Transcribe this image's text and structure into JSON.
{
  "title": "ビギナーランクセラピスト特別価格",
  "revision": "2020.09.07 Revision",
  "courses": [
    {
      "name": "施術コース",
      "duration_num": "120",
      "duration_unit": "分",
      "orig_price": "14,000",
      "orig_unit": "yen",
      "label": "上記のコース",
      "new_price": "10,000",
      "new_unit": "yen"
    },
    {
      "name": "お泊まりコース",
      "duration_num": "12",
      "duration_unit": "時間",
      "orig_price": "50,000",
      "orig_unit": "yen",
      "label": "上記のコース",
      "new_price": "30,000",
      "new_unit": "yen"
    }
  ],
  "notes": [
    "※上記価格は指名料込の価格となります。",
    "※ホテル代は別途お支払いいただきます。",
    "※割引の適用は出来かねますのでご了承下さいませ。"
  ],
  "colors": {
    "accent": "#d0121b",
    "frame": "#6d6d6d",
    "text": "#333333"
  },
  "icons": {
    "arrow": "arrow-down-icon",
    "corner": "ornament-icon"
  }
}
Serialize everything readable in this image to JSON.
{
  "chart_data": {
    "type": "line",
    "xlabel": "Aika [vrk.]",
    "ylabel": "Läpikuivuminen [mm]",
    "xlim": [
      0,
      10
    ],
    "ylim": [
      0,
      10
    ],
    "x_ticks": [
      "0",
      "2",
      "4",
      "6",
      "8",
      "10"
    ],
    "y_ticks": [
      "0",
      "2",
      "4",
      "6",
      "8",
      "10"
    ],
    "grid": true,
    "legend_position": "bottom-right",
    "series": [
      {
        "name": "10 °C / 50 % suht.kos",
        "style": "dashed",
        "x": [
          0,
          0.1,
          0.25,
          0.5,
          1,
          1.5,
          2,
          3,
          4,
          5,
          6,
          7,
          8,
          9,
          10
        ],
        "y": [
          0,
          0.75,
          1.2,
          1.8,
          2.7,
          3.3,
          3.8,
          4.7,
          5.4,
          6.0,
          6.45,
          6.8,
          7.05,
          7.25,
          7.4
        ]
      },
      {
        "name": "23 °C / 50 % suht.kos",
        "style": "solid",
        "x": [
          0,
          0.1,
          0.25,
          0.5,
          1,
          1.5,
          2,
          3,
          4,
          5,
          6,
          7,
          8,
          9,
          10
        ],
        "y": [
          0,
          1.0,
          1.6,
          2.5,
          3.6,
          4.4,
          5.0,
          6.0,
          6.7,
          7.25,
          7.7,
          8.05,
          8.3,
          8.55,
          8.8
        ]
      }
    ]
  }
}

What is being asked: Begin with the line containing "Serialize everything readable" and repeat each line exactly until the records above end.

Complete answer:
Serialize everything readable in this image to JSON.
{
  "chart_data": {
    "type": "line",
    "xlabel": "Aika [vrk.]",
    "ylabel": "Läpikuivuminen [mm]",
    "xlim": [
      0,
      10
    ],
    "ylim": [
      0,
      10
    ],
    "x_ticks": [
      "0",
      "2",
      "4",
      "6",
      "8",
      "10"
    ],
    "y_ticks": [
      "0",
      "2",
      "4",
      "6",
      "8",
      "10"
    ],
    "grid": true,
    "legend_position": "bottom-right",
    "series": [
      {
        "name": "10 °C / 50 % suht.kos",
        "style": "dashed",
        "x": [
          0,
          0.1,
          0.25,
          0.5,
          1,
          1.5,
          2,
          3,
          4,
          5,
          6,
          7,
          8,
          9,
          10
        ],
        "y": [
          0,
          0.75,
          1.2,
          1.8,
          2.7,
          3.3,
          3.8,
          4.7,
          5.4,
          6.0,
          6.45,
          6.8,
          7.05,
          7.25,
          7.4
        ]
      },
      {
        "name": "23 °C / 50 % suht.kos",
        "style": "solid",
        "x": [
          0,
          0.1,
          0.25,
          0.5,
          1,
          1.5,
          2,
          3,
          4,
          5,
          6,
          7,
          8,
          9,
          10
        ],
        "y": [
          0,
          1.0,
          1.6,
          2.5,
          3.6,
          4.4,
          5.0,
          6.0,
          6.7,
          7.25,
          7.7,
          8.05,
          8.3,
          8.55,
          8.8
        ]
      }
    ]
  }
}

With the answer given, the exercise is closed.